>> Start Records for this exercise
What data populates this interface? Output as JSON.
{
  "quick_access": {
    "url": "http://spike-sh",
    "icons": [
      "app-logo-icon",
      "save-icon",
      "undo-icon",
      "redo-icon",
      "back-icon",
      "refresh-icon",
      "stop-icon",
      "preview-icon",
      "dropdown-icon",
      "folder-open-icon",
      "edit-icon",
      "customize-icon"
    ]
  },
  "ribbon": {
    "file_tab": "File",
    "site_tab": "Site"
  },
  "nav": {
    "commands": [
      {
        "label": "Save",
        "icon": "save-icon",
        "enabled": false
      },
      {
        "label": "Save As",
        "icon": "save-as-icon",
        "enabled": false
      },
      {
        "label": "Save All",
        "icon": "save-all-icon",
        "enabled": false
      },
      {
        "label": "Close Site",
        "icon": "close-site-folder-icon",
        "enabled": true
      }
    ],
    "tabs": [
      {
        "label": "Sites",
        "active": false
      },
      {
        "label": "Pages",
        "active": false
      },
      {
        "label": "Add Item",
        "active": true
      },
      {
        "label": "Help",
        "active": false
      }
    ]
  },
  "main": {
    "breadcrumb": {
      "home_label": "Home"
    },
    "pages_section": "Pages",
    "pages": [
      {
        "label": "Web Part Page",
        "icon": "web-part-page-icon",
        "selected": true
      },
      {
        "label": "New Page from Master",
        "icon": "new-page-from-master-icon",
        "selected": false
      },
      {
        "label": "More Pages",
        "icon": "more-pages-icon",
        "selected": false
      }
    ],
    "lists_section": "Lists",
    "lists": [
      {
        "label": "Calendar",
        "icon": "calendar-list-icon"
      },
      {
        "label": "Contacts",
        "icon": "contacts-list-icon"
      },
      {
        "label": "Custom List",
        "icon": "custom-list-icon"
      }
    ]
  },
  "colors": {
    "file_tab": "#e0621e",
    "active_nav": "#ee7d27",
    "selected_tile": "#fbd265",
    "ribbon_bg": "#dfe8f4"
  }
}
>> End Records for this exercise
# Short exercise
All of the entries above need to be reproduced exactly.

# Response to this exercise
What data populates this interface? Output as JSON.
{
  "quick_access": {
    "url": "http://spike-sh",
    "icons": [
      "app-logo-icon",
      "save-icon",
      "undo-icon",
      "redo-icon",
      "back-icon",
      "refresh-icon",
      "stop-icon",
      "preview-icon",
      "dropdown-icon",
      "folder-open-icon",
      "edit-icon",
      "customize-icon"
    ]
  },
  "ribbon": {
    "file_tab": "File",
    "site_tab": "Site"
  },
  "nav": {
    "commands": [
      {
        "label": "Save",
        "icon": "save-icon",
        "enabled": false
      },
      {
        "label": "Save As",
        "icon": "save-as-icon",
        "enabled": false
      },
      {
        "label": "Save All",
        "icon": "save-all-icon",
        "enabled": false
      },
      {
        "label": "Close Site",
        "icon": "close-site-folder-icon",
        "enabled": true
      }
    ],
    "tabs": [
      {
        "label": "Sites",
        "active": false
      },
      {
        "label": "Pages",
        "active": false
      },
      {
        "label": "Add Item",
        "active": true
      },
      {
        "label": "Help",
        "active": false
      }
    ]
  },
  "main": {
    "breadcrumb": {
      "home_label": "Home"
    },
    "pages_section": "Pages",
    "pages": [
      {
        "label": "Web Part Page",
        "icon": "web-part-page-icon",
        "selected": true
      },
      {
        "label": "New Page from Master",
        "icon": "new-page-from-master-icon",
        "selected": false
      },
      {
        "label": "More Pages",
        "icon": "more-pages-icon",
        "selected": false
      }
    ],
    "lists_section": "Lists",
    "lists": [
      {
        "label": "Calendar",
        "icon": "calendar-list-icon"
      },
      {
        "label": "Contacts",
        "icon": "contacts-list-icon"
      },
      {
        "label": "Custom List",
        "icon": "custom-list-icon"
      }
    ]
  },
  "colors": {
    "file_tab": "#e0621e",
    "active_nav": "#ee7d27",
    "selected_tile": "#fbd265",
    "ribbon_bg": "#dfe8f4"
  }
}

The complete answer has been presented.